What needs to be done → Make an exact copy of all the data.

Dataset extract →
++++++++++
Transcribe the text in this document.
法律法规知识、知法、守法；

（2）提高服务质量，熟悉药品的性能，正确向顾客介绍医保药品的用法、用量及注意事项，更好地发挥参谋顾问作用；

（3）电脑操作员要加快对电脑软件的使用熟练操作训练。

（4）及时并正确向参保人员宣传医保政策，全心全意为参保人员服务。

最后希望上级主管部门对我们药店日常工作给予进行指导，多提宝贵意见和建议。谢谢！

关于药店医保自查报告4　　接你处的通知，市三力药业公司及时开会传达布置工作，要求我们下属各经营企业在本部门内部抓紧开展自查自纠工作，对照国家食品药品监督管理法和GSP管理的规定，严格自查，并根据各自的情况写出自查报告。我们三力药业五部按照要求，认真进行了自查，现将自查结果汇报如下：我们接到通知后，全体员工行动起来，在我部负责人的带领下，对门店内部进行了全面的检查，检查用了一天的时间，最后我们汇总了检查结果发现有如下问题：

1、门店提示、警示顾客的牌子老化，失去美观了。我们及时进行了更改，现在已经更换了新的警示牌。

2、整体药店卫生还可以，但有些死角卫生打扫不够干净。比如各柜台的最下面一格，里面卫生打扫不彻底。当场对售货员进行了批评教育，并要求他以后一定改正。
++++++++++
The output →
Transcribe the text in this document.
法律法规知识、知法、守法；

（2）提高服务质量，熟悉药品的性能，正确向顾客介绍医保药品的用法、用量及注意事项，更好地发挥参谋顾问作用；

（3）电脑操作员要加快对电脑软件的使用熟练操作训练。

（4）及时并正确向参保人员宣传医保政策，全心全意为参保人员服务。

最后希望上级主管部门对我们药店日常工作给予进行指导，多提宝贵意见和建议。谢谢！

关于药店医保自查报告4　　接你处的通知，市三力药业公司及时开会传达布置工作，要求我们下属各经营企业在本部门内部抓紧开展自查自纠工作，对照国家食品药品监督管理法和GSP管理的规定，严格自查，并根据各自的情况写出自查报告。我们三力药业五部按照要求，认真进行了自查，现将自查结果汇报如下：我们接到通知后，全体员工行动起来，在我部负责人的带领下，对门店内部进行了全面的检查，检查用了一天的时间，最后我们汇总了检查结果发现有如下问题：

1、门店提示、警示顾客的牌子老化，失去美观了。我们及时进行了更改，现在已经更换了新的警示牌。

2、整体药店卫生还可以，但有些死角卫生打扫不够干净。比如各柜台的最下面一格，里面卫生打扫不彻底。当场对售货员进行了批评教育，并要求他以后一定改正。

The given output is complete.